_Stated task A_:
Check each statement against the article on illegal dumping in Charlottesville. For each one, answer yes or no and quote the words of the article that decide it.
(i) Putting household trash in city street cans is a Class 1 misdemeanor.
(ii) The city has refused to haul unstickered household trash since 1992.
(iii) A 32-gallon trash bag currently requires a 50-cent sticker.
_Stated task B_: In the article on illegal dumping, start at the words "Since 1992, the" and stop after "effect July 1.". Write out that passage with "sticker" replaced by "tag".
_Stated task C_: Continue the article on illegal dumping in Charlottesville past its final sentence.

— start Text to read —

Semper Fidelity: The pitfalls of illegal dumping
A pedestrian was surprised recently to see what appeared to be household trash sticking out of the top of an official city garbage can in front of an upscale apartment building at 1000 E. Market St.
The giveaway? The refuse included mail with the names of residents at the East Market address, including a Fidelity Investments statement for a $15,000 account.
With the cost of Charlottesville curbside pickup about to double, using city street cans may look like a viable way to skirt the high cost of waste disposal.
However, public service manager Steve Lawson doesn't advise it. In fact, doing so is a Class 1 misdemeanor that carries a maximum $2,500 fine and/or up to 12 months in jail.
"We didn't have a problem with household trash in dumpsters or street cans until we went to trash stickers in the first place," says Lawson. "It isn't a huge problem, but it's a persistent one."
Since 1992, the city won't haul household trash unless it carries a sticker. Currently, a 13-gallon trash bag requires a 50-cent sticker, and a 32-gallon bag costs a dollar. If City Council approves a budget that doubles those fees, Lawson expects to see more violators when the new rates go into effect July 1.

— end Text to read —
— start Extracted entries —

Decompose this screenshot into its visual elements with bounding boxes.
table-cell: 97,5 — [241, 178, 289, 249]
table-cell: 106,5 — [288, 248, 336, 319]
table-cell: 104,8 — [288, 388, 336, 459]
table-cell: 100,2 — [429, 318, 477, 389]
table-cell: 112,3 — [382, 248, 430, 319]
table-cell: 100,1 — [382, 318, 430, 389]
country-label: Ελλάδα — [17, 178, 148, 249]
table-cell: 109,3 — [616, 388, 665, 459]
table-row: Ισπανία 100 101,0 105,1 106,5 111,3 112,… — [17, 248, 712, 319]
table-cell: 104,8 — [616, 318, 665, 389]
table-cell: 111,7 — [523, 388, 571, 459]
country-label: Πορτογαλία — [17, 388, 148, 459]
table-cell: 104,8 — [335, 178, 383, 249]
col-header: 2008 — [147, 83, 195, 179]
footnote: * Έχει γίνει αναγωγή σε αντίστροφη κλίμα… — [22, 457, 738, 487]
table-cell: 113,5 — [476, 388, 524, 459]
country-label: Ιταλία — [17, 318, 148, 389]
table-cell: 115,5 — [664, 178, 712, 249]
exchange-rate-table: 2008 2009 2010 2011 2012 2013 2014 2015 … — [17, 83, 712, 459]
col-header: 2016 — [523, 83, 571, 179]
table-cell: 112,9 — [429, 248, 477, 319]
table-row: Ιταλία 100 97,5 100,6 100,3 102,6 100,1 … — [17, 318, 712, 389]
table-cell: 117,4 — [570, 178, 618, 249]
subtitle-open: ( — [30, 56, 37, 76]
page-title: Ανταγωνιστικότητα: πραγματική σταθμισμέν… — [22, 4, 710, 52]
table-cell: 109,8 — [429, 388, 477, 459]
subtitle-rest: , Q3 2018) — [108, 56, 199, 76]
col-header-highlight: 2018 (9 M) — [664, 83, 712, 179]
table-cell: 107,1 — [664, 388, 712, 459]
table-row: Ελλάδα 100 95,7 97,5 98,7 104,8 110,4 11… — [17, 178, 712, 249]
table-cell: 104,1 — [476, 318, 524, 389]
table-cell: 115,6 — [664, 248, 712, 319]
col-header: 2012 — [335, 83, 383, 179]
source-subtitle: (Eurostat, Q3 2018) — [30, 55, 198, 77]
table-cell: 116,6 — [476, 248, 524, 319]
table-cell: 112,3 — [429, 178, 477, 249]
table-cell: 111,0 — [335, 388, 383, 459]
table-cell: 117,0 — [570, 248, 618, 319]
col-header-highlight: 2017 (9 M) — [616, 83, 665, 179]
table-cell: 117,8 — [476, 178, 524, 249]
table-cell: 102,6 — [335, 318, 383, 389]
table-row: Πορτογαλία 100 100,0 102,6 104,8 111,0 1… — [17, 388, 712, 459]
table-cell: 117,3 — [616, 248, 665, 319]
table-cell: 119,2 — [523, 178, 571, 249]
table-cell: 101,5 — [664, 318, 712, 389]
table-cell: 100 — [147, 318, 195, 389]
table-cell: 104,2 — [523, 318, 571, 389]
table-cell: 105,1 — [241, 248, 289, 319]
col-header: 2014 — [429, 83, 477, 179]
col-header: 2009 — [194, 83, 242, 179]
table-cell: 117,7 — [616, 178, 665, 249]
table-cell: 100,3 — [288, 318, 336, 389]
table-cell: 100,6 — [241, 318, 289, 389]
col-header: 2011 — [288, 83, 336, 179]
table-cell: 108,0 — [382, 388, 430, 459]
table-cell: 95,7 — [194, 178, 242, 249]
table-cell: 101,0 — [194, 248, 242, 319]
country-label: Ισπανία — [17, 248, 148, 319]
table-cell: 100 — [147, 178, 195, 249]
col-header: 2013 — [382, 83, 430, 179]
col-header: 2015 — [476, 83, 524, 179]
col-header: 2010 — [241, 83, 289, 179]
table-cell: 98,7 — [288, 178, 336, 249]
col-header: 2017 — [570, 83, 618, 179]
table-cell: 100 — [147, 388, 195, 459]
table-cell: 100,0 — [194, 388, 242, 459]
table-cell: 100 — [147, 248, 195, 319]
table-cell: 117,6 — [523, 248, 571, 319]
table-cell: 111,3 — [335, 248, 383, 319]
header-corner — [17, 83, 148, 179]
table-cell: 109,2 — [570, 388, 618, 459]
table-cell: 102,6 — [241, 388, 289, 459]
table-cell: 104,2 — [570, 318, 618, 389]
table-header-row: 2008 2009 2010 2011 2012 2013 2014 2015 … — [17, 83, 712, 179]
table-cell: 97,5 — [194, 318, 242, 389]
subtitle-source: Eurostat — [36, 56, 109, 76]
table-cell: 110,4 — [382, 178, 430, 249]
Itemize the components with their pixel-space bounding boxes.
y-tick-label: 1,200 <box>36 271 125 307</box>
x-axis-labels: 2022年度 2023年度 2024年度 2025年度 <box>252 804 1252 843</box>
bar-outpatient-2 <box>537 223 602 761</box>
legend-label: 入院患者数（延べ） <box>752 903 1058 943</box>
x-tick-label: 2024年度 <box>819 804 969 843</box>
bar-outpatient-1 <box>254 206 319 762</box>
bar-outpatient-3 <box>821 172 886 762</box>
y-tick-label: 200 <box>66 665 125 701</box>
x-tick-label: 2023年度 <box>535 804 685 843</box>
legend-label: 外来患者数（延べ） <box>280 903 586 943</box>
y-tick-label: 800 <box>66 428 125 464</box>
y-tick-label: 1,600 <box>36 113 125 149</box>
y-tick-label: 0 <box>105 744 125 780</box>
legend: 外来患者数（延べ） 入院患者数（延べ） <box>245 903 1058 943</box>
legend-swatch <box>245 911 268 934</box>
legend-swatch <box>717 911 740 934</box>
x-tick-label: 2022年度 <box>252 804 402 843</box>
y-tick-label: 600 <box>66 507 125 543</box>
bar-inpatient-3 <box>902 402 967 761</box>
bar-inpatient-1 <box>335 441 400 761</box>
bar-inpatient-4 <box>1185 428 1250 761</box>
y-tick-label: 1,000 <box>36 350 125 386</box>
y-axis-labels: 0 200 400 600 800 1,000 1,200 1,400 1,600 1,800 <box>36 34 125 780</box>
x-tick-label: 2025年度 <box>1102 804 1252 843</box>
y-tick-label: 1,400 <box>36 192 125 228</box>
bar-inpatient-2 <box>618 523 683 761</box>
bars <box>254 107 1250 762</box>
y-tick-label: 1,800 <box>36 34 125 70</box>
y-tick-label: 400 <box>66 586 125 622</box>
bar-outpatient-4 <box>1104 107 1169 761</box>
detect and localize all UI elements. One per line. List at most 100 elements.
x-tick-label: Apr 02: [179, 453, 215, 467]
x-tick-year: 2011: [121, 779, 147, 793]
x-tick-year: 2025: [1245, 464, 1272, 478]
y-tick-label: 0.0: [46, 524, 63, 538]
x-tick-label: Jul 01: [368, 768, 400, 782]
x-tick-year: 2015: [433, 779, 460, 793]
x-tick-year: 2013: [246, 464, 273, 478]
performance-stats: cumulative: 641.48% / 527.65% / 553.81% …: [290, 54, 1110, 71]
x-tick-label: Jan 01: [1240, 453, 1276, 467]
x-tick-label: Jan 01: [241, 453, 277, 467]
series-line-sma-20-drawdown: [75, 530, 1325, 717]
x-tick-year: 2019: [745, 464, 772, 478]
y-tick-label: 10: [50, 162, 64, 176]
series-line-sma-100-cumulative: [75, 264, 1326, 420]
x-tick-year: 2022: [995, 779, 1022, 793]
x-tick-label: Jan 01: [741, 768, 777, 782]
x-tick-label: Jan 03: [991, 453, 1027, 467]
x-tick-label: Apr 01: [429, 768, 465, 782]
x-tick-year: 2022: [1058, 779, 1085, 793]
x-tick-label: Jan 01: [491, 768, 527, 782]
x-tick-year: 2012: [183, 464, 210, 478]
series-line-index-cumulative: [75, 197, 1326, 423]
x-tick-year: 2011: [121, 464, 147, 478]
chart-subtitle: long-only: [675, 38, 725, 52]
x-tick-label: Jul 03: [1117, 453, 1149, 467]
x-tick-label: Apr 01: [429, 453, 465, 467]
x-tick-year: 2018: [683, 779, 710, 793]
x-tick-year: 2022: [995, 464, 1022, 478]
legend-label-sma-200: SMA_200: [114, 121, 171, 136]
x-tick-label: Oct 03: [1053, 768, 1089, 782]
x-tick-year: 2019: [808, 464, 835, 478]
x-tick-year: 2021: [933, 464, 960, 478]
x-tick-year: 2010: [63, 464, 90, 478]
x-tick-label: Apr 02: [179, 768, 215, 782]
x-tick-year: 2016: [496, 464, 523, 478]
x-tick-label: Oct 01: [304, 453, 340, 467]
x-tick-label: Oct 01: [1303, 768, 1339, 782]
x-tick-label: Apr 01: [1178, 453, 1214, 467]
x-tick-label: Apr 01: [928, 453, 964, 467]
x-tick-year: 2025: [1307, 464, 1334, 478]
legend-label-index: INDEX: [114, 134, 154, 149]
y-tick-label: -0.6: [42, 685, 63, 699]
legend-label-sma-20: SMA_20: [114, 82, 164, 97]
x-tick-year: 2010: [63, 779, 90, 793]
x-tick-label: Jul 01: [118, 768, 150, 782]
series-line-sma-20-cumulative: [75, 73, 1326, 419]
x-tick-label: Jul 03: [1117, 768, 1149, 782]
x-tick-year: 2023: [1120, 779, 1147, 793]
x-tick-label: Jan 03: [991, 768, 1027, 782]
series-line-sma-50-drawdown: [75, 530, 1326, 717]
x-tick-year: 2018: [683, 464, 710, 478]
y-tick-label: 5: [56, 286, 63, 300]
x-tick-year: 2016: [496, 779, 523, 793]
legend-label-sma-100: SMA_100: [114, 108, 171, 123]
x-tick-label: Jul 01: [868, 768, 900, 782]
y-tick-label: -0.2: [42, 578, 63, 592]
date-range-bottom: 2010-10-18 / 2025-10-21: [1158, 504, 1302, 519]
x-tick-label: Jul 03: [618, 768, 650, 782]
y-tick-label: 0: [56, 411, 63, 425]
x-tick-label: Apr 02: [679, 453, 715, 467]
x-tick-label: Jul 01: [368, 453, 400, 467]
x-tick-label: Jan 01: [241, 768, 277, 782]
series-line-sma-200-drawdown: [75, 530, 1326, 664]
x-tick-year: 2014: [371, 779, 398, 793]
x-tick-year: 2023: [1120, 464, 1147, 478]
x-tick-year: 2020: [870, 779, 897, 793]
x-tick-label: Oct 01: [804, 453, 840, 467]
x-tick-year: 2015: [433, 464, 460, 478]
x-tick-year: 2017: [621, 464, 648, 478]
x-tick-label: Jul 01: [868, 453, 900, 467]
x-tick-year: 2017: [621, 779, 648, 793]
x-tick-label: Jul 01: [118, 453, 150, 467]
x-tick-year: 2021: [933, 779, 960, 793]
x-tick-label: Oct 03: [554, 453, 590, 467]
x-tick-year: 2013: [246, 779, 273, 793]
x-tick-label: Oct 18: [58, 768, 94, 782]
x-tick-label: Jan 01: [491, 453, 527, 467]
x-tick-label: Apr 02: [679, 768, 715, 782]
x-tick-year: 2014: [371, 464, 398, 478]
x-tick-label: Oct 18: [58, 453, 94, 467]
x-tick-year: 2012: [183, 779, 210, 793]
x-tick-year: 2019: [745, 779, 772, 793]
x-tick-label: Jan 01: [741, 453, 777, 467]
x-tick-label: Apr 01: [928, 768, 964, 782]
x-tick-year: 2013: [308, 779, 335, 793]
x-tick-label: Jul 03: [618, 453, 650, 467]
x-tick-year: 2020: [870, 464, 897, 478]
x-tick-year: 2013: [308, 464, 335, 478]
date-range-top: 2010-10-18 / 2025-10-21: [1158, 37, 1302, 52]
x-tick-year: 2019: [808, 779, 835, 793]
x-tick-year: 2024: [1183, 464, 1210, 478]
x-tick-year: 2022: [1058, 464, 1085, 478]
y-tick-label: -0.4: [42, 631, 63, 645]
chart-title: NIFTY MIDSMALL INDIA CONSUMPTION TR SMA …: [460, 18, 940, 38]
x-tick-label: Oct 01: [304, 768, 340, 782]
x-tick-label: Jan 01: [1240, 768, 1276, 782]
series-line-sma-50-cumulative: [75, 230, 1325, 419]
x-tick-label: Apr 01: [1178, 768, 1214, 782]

— end Extracted entries —

_Exercise result A_:
(i) Yes: "doing so is a Class 1 misdemeanor that carries a maximum $2,500 fine and/or up to 12 months in jail."
(ii) Yes: "Since 1992, the city won't haul household trash unless it carries a sticker."
(iii) No: "a 13-gallon trash bag requires a 50-cent sticker, and a 32-gallon bag costs a dollar."

_Exercise result B_:
Since 1992, the city won't haul household trash unless it carries a tag. Currently, a 13-gallon trash bag requires a 50-cent tag, and a 32-gallon bag costs a dollar. If City Council approves a budget that doubles those fees, Lawson expects to see more violators when the new rates go into effect July 1.

_Exercise result C_:
When household garbage is illegally dumped, Ronnie Shifflett, city refuse supervisor, looks for names and addresses. "We notify the people that it has to stop, and they do," reports Shifflett.
Lawson can't recall the city prosecuting anyone. "We advise them should it happen again, we will prosecute," he says.
The owner of the Fidelity account, who works for UVA's athletic department, declined to speak to The Hook on the record, but did express some concern about his privacy after his trash ended up in a newspaper office.
Another resident, whose name and address appeared on a Soft Surroundings catalog in the same street can, did not return The Hook's call. Nor did CBS Rentals, which manages the property.
Actually, residents in the building don't need stickers for their trash because the building has a dumpster but they're in trouble if they use the street can in front of the building.
"It was just a front door thing," says Shifflett. "They probably dropped it off waiting for the bus."
After the discovery, the city moved the street can on East Market about 300 feet. "Since then," says Shifflett, "it has not been abused."
Another strategy the city uses to thwart residential dumpers is putting smaller openings on the garbage cans. "The street cans we purchase now with small openings make it a lot harder to get household trash in," says Lawson.
The threat of a Class 1 misdemeanor may not be enough to deter scofflaws who use street cans or private dumpsters to save a few bucks, but here's another consideration: the danger that identity thieves will end up with the dumper's personal financial information or worse, that a newspaper will.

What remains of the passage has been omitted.